| What is expected |
Reproduce all entries precisely, down to the last character.

[Stored data entries]
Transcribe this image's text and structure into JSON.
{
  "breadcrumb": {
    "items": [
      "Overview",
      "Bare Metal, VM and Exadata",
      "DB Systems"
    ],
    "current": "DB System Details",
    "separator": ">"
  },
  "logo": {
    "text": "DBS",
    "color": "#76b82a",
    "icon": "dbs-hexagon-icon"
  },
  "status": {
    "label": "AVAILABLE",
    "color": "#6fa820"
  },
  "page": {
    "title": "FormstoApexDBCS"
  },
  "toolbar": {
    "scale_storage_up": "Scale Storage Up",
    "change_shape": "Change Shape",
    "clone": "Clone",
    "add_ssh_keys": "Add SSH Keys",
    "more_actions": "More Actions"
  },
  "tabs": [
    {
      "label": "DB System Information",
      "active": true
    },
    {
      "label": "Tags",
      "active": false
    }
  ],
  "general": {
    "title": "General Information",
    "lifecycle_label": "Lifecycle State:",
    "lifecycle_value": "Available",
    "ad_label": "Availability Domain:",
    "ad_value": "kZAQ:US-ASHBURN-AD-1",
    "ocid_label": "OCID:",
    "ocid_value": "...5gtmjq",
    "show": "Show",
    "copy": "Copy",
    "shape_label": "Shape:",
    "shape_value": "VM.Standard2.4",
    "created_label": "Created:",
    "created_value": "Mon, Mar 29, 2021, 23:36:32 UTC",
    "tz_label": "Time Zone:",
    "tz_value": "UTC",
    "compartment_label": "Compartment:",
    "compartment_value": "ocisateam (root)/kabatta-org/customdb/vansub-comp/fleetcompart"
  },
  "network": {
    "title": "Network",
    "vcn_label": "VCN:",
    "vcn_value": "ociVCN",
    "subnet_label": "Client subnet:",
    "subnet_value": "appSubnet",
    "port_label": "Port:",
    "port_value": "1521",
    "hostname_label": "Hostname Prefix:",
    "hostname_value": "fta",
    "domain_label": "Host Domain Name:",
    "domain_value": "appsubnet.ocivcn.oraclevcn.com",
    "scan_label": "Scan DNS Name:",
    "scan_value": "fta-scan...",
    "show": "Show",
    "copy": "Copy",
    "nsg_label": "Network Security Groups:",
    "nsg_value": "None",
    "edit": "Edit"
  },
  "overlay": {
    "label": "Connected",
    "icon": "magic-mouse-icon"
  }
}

| Result of the exercise |
Transcribe this image's text and structure into JSON.
{
  "breadcrumb": {
    "items": [
      "Overview",
      "Bare Metal, VM and Exadata",
      "DB Systems"
    ],
    "current": "DB System Details",
    "separator": ">"
  },
  "logo": {
    "text": "DBS",
    "color": "#76b82a",
    "icon": "dbs-hexagon-icon"
  },
  "status": {
    "label": "AVAILABLE",
    "color": "#6fa820"
  },
  "page": {
    "title": "FormstoApexDBCS"
  },
  "toolbar": {
    "scale_storage_up": "Scale Storage Up",
    "change_shape": "Change Shape",
    "clone": "Clone",
    "add_ssh_keys": "Add SSH Keys",
    "more_actions": "More Actions"
  },
  "tabs": [
    {
      "label": "DB System Information",
      "active": true
    },
    {
      "label": "Tags",
      "active": false
    }
  ],
  "general": {
    "title": "General Information",
    "lifecycle_label": "Lifecycle State:",
    "lifecycle_value": "Available",
    "ad_label": "Availability Domain:",
    "ad_value": "kZAQ:US-ASHBURN-AD-1",
    "ocid_label": "OCID:",
    "ocid_value": "...5gtmjq",
    "show": "Show",
    "copy": "Copy",
    "shape_label": "Shape:",
    "shape_value": "VM.Standard2.4",
    "created_label": "Created:",
    "created_value": "Mon, Mar 29, 2021, 23:36:32 UTC",
    "tz_label": "Time Zone:",
    "tz_value": "UTC",
    "compartment_label": "Compartment:",
    "compartment_value": "ocisateam (root)/kabatta-org/customdb/vansub-comp/fleetcompart"
  },
  "network": {
    "title": "Network",
    "vcn_label": "VCN:",
    "vcn_value": "ociVCN",
    "subnet_label": "Client subnet:",
    "subnet_value": "appSubnet",
    "port_label": "Port:",
    "port_value": "1521",
    "hostname_label": "Hostname Prefix:",
    "hostname_value": "fta",
    "domain_label": "Host Domain Name:",
    "domain_value": "appsubnet.ocivcn.oraclevcn.com",
    "scan_label": "Scan DNS Name:",
    "scan_value": "fta-scan...",
    "show": "Show",
    "copy": "Copy",
    "nsg_label": "Network Security Groups:",
    "nsg_value": "None",
    "edit": "Edit"
  },
  "overlay": {
    "label": "Connected",
    "icon": "magic-mouse-icon"
  }
}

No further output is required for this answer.